## EXERCISE PROMPT
Can you transcribe every entry word for word, skipping the images?
-- Start --
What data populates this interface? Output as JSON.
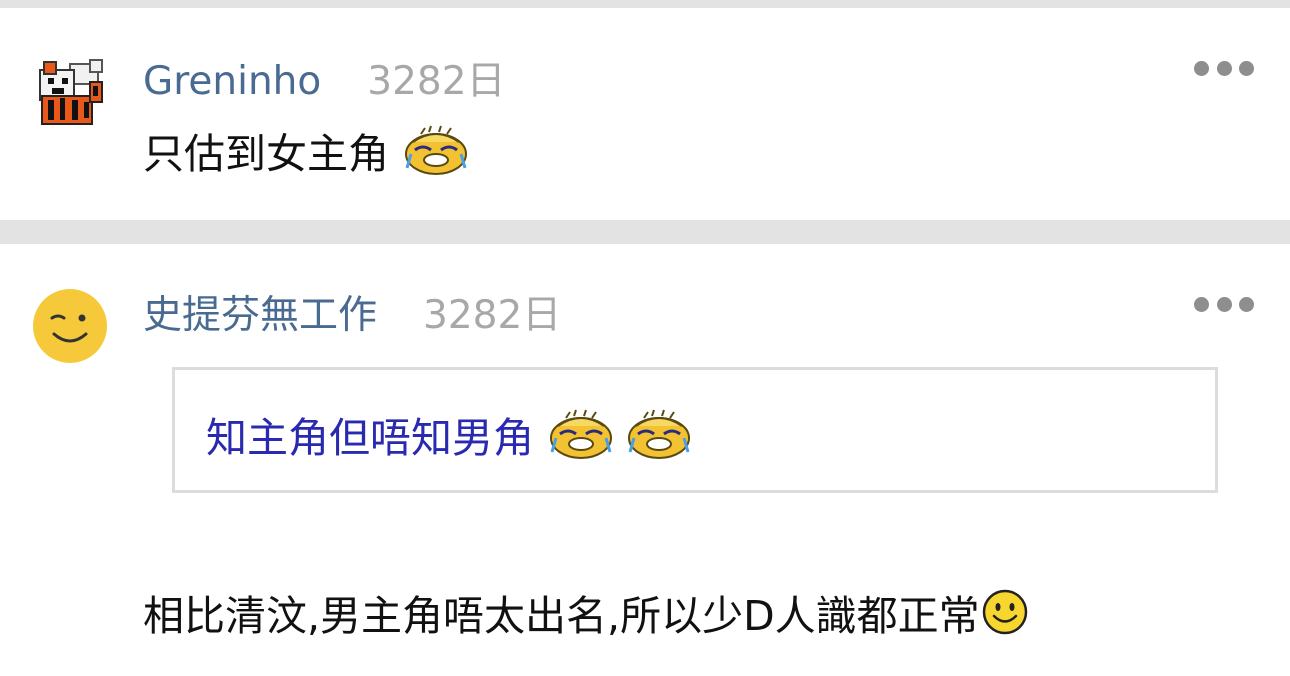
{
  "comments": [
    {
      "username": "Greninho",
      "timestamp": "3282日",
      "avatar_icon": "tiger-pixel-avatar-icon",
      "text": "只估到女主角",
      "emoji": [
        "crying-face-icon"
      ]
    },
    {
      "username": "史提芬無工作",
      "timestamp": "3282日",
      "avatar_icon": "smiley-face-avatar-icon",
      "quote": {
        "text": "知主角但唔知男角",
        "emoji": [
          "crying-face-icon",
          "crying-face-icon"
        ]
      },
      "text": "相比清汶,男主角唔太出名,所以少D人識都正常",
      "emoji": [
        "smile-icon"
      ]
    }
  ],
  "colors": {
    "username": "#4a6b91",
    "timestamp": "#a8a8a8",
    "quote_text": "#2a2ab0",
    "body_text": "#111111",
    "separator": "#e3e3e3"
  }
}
-- End --
## COMPLETE ANSWER
What data populates this interface? Output as JSON.
{
  "comments": [
    {
      "username": "Greninho",
      "timestamp": "3282日",
      "avatar_icon": "tiger-pixel-avatar-icon",
      "text": "只估到女主角",
      "emoji": [
        "crying-face-icon"
      ]
    },
    {
      "username": "史提芬無工作",
      "timestamp": "3282日",
      "avatar_icon": "smiley-face-avatar-icon",
      "quote": {
        "text": "知主角但唔知男角",
        "emoji": [
          "crying-face-icon",
          "crying-face-icon"
        ]
      },
      "text": "相比清汶,男主角唔太出名,所以少D人識都正常",
      "emoji": [
        "smile-icon"
      ]
    }
  ],
  "colors": {
    "username": "#4a6b91",
    "timestamp": "#a8a8a8",
    "quote_text": "#2a2ab0",
    "body_text": "#111111",
    "separator": "#e3e3e3"
  }
}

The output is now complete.